[Records from a data source]
>> BEGIN
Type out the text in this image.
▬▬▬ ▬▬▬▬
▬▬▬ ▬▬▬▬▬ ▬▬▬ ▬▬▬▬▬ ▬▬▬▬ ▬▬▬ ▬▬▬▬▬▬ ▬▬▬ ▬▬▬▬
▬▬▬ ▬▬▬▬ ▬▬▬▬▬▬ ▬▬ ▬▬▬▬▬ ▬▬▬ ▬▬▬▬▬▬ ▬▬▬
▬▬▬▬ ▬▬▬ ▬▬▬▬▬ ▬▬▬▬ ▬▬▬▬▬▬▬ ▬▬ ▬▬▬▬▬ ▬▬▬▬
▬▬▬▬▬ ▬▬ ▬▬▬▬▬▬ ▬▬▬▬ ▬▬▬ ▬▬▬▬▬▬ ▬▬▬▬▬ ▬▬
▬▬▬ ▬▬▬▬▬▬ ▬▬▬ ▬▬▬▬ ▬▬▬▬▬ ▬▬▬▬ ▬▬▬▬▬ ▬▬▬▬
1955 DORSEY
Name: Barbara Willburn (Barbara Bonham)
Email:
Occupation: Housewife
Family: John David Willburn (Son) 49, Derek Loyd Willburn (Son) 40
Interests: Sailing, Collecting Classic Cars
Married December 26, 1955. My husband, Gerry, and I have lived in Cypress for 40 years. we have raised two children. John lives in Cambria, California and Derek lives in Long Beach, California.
>> END
> [Exercise objective] Find the string "Derek" in the records, then copy each line where it occurs.

> [Solution]
Family: John David Willburn (Son) 49, Derek Loyd Willburn (Son) 40
Married December 26, 1955. My husband, Gerry, and I have lived in Cypress for 40 years. we have raised two children. John lives in Cambria, California and Derek lives in Long Beach, California.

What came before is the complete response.